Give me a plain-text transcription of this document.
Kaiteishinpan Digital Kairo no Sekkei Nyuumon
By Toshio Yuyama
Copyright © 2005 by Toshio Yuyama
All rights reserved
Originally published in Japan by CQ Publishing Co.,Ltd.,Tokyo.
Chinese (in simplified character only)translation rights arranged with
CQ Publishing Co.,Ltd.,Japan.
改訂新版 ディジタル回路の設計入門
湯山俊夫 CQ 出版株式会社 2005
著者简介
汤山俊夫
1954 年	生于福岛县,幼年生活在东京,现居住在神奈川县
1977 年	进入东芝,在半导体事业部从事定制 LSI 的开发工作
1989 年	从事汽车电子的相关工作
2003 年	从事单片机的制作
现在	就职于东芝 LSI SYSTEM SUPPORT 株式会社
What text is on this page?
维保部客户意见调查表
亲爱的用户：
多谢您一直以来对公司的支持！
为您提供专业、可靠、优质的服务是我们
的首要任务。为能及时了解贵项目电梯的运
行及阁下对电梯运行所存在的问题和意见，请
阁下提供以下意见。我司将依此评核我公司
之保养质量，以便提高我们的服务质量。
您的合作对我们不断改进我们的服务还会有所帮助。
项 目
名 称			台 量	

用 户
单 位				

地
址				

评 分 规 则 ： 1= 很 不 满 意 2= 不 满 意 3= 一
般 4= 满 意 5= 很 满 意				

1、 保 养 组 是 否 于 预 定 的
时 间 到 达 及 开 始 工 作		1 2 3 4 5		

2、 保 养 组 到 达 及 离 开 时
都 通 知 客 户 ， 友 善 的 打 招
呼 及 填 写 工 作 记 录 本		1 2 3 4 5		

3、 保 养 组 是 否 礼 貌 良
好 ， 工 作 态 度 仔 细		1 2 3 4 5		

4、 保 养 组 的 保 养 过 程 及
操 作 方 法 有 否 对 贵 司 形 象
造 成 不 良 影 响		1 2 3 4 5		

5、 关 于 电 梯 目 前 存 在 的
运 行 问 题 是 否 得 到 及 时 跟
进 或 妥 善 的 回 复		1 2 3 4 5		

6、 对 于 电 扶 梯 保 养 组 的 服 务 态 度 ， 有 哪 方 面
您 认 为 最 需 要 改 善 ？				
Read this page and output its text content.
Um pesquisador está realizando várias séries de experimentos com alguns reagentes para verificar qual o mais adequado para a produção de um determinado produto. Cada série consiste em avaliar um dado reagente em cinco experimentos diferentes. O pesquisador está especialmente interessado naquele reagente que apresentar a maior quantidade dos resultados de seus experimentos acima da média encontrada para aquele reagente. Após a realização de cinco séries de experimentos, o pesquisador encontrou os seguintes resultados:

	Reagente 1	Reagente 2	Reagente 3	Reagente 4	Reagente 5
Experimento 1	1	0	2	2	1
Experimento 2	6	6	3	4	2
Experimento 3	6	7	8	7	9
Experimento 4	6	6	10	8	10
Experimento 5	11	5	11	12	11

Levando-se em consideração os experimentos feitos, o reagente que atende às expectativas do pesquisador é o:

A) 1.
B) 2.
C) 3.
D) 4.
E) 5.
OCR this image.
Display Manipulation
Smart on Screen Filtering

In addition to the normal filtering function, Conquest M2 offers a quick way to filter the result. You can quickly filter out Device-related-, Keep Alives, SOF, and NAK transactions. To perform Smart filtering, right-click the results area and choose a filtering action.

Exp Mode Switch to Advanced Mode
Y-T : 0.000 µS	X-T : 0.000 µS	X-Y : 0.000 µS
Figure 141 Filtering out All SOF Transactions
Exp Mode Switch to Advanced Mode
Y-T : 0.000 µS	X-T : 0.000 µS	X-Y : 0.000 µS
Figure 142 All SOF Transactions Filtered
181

_Work instructions_
Pick out and copy every line that contains the word "text".

_Response for this exercise_
Give me a plain-text transcription of this document.
What text is on this page?
Read this page and output its text content.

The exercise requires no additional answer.